Required task: Exclude the pictures and retype the entries as written.
===============
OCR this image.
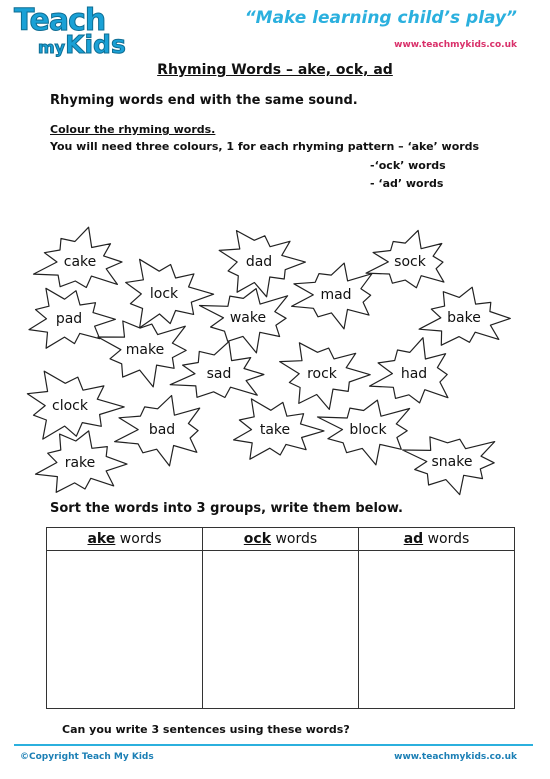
Teach
myKids
“Make learning child’s play”
www.teachmykids.co.uk
Rhyming Words – ake, ock, ad
Rhyming words end with the same sound.
Colour the rhyming words.
You will need three colours, 1 for each rhyming pattern – ‘ake’ words
-‘ock’ words
- ‘ad’ words
cake	dad	sock
lock	mad
pad	wake	bake
make
sad	rock	had
clock
bad	take	block
rake	snake
Sort the words into 3 groups, write them below.
ake words	ock words	ad words

Can you write 3 sentences using these words?
©Copyright Teach My Kids	www.teachmykids.co.uk
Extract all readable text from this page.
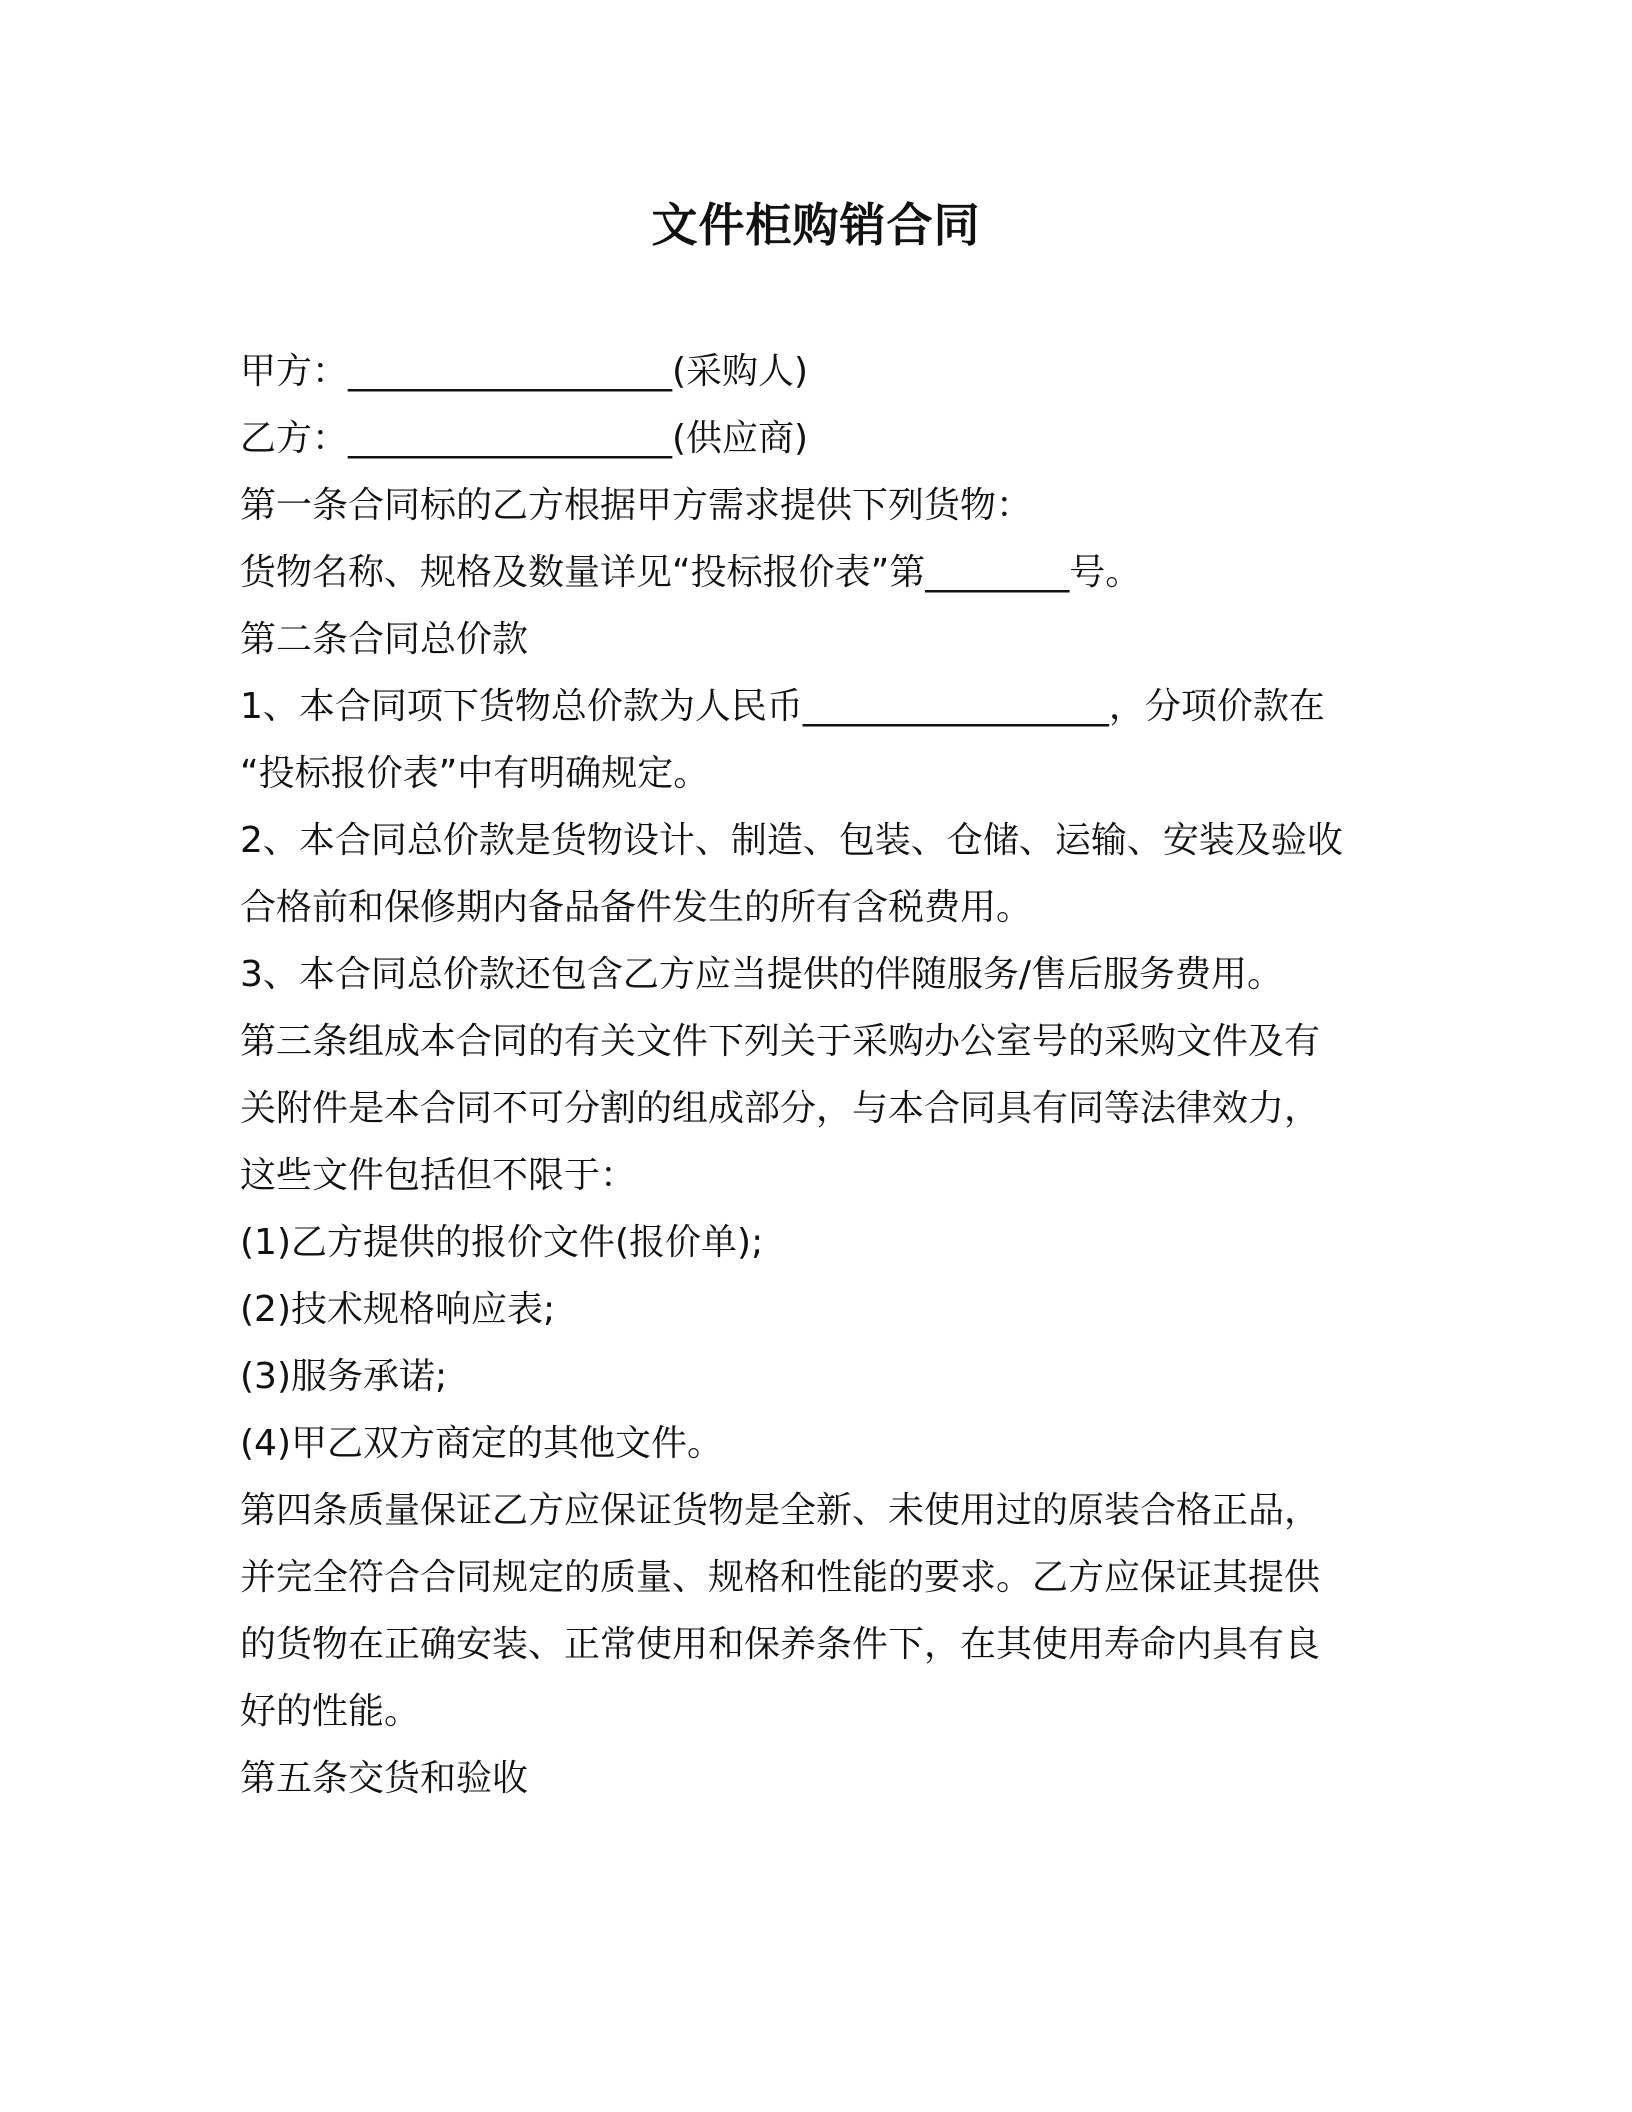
文件柜购销合同
甲方：__________________(采购人)
乙方：__________________(供应商)
第一条合同标的乙方根据甲方需求提供下列货物：
货物名称、规格及数量详见“投标报价表”第________号。
第二条合同总价款
1、本合同项下货物总价款为人民币_________________，分项价款在
“投标报价表”中有明确规定。
2、本合同总价款是货物设计、制造、包装、仓储、运输、安装及验收
合格前和保修期内备品备件发生的所有含税费用。
3、本合同总价款还包含乙方应当提供的伴随服务/售后服务费用。
第三条组成本合同的有关文件下列关于采购办公室号的采购文件及有
关附件是本合同不可分割的组成部分，与本合同具有同等法律效力，
这些文件包括但不限于：
(1)乙方提供的报价文件(报价单);
(2)技术规格响应表;
(3)服务承诺;
(4)甲乙双方商定的其他文件。
第四条质量保证乙方应保证货物是全新、未使用过的原装合格正品，
并完全符合合同规定的质量、规格和性能的要求。乙方应保证其提供
的货物在正确安装、正常使用和保养条件下，在其使用寿命内具有良
好的性能。
第五条交货和验收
===============
Output for this exercise:
OCR this image.
Teach
myKids
“Make learning child’s play”
www.teachmykids.co.uk
Rhyming Words – ake, ock, ad
Rhyming words end with the same sound.
Colour the rhyming words.
You will need three colours, 1 for each rhyming pattern – ‘ake’ words
-‘ock’ words
- ‘ad’ words
cake	dad	sock
lock	mad
pad	wake	bake
make
sad	rock	had
clock
bad	take	block
rake	snake
Sort the words into 3 groups, write them below.
ake words	ock words	ad words

Can you write 3 sentences using these words?
©Copyright Teach My Kids	www.teachmykids.co.uk
Extract all readable text from this page.
文件柜购销合同
甲方：__________________(采购人)
乙方：__________________(供应商)
第一条合同标的乙方根据甲方需求提供下列货物：
货物名称、规格及数量详见“投标报价表”第________号。
第二条合同总价款
1、本合同项下货物总价款为人民币_________________，分项价款在
“投标报价表”中有明确规定。
2、本合同总价款是货物设计、制造、包装、仓储、运输、安装及验收
合格前和保修期内备品备件发生的所有含税费用。
3、本合同总价款还包含乙方应当提供的伴随服务/售后服务费用。
第三条组成本合同的有关文件下列关于采购办公室号的采购文件及有
关附件是本合同不可分割的组成部分，与本合同具有同等法律效力，
这些文件包括但不限于：
(1)乙方提供的报价文件(报价单);
(2)技术规格响应表;
(3)服务承诺;
(4)甲乙双方商定的其他文件。
第四条质量保证乙方应保证货物是全新、未使用过的原装合格正品，
并完全符合合同规定的质量、规格和性能的要求。乙方应保证其提供
的货物在正确安装、正常使用和保养条件下，在其使用寿命内具有良
好的性能。
第五条交货和验收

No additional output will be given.